- Task inputs

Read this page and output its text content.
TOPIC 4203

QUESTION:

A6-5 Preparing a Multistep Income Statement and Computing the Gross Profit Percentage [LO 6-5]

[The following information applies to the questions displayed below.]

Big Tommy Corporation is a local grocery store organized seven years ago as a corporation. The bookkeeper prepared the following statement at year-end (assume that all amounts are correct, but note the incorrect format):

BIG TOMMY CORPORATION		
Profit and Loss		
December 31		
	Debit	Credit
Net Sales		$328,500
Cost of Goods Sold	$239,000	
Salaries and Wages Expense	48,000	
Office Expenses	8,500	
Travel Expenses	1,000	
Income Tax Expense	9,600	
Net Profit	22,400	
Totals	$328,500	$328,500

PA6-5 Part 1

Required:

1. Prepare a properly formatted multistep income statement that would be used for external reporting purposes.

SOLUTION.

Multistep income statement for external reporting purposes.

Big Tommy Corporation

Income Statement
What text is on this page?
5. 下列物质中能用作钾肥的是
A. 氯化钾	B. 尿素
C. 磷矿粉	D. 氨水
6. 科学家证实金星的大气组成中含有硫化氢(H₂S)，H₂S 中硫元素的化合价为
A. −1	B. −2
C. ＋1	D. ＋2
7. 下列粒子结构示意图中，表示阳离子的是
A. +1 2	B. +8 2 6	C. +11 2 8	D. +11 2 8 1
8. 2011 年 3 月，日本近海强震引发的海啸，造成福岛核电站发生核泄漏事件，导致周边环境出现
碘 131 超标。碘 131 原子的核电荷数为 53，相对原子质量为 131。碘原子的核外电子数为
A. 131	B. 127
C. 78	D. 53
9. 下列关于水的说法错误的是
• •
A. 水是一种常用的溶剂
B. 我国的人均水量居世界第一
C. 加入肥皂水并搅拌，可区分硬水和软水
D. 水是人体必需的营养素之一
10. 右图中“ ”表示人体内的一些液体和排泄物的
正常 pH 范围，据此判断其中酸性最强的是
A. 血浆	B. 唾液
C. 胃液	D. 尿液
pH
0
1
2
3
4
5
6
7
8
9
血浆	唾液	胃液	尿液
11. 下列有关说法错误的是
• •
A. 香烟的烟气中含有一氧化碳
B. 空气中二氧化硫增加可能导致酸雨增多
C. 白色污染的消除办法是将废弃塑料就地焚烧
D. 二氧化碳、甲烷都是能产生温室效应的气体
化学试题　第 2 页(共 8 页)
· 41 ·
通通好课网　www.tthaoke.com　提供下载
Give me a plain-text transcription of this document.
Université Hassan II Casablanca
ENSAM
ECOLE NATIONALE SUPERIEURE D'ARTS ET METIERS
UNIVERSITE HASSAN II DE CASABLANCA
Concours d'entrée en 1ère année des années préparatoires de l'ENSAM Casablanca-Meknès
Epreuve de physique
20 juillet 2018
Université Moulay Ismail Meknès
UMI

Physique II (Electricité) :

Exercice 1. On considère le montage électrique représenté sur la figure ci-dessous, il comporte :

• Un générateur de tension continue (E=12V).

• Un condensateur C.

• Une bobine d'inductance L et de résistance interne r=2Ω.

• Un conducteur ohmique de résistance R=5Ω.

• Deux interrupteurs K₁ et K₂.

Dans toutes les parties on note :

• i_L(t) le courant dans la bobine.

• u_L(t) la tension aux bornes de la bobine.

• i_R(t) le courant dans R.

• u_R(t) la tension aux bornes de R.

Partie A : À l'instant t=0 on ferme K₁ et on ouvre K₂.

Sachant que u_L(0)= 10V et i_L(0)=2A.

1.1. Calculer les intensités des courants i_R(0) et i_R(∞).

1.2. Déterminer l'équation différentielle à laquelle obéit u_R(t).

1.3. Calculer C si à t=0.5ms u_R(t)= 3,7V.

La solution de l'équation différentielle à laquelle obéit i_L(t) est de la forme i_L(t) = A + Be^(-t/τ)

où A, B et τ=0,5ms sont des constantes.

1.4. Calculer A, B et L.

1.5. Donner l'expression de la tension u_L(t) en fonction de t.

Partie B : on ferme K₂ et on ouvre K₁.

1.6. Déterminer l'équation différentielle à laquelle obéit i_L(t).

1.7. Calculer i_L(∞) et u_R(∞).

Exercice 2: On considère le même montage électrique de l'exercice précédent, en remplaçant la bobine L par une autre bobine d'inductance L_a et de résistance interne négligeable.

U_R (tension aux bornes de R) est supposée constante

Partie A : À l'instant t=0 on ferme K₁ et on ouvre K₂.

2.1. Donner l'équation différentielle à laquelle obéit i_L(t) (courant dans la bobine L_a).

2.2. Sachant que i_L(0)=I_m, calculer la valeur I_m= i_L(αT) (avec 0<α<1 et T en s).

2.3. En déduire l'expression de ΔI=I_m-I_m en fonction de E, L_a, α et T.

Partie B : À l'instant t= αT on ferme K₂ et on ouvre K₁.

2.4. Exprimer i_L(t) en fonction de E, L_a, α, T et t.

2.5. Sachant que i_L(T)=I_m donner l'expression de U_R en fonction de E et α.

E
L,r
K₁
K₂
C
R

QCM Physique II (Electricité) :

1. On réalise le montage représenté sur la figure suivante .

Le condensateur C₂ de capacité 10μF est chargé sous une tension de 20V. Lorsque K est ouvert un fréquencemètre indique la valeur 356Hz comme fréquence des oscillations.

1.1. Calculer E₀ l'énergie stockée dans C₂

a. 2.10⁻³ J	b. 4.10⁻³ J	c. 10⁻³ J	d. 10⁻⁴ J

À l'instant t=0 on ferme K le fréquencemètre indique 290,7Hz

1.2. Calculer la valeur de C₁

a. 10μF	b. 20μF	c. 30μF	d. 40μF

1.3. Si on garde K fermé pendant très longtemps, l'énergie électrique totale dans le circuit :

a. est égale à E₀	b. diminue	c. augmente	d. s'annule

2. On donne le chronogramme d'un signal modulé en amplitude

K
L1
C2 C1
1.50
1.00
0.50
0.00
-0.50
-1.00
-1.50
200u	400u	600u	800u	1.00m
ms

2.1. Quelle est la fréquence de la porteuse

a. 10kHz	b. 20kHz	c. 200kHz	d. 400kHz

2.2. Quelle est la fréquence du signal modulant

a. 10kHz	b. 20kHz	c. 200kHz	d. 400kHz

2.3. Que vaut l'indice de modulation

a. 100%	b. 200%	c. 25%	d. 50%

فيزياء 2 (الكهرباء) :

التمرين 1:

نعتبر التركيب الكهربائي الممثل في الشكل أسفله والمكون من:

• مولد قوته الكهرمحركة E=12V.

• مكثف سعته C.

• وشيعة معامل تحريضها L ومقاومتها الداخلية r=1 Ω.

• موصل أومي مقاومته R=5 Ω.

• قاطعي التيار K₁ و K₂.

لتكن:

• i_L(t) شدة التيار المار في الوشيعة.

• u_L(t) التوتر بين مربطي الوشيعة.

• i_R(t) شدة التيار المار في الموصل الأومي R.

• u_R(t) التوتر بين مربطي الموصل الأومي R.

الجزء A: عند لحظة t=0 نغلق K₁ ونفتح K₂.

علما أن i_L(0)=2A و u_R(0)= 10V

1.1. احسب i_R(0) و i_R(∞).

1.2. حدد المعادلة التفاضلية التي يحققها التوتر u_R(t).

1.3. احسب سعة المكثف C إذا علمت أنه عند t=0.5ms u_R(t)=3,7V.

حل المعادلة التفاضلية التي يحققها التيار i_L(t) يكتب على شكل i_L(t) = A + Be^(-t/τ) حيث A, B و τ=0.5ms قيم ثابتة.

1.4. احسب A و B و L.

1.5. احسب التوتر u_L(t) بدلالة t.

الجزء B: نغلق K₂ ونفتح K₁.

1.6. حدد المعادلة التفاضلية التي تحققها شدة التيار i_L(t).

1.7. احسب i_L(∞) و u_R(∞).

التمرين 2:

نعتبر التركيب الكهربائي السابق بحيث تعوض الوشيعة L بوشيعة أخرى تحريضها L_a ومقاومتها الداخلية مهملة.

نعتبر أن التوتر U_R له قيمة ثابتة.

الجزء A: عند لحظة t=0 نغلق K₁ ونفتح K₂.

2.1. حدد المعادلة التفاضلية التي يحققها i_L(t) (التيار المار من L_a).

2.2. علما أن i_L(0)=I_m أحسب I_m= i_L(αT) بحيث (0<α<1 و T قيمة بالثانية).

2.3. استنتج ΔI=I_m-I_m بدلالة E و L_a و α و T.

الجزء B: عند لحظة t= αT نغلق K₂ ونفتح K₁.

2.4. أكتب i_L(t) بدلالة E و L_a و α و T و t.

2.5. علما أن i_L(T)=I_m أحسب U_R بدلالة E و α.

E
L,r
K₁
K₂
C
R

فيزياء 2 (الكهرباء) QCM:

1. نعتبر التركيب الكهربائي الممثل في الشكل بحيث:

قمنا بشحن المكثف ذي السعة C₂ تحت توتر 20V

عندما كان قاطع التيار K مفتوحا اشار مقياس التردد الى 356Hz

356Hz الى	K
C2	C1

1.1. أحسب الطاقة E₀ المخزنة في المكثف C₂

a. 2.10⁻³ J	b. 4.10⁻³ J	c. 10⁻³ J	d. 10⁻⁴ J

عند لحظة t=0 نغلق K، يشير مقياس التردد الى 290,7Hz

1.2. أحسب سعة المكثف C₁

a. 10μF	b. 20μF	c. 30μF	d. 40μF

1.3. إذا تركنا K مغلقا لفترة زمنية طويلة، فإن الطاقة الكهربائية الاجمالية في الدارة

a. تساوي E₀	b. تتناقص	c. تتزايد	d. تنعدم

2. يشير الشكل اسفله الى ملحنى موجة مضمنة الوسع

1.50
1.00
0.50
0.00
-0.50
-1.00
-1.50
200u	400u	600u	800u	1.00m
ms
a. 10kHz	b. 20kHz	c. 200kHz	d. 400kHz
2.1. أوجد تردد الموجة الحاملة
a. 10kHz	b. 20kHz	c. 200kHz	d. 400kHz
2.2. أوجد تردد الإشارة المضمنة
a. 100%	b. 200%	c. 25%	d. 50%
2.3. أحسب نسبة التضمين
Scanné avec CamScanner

- What you have to do
Look through the data and show every line containing "inductance".

- Exercise solution
• Une bobine d'inductance L et de résistance interne r=2Ω.
Exercice 2: On considère le même montage électrique de l'exercice précédent, en remplaçant la bobine L par une autre bobine d'inductance L_a et de résistance interne négligeable.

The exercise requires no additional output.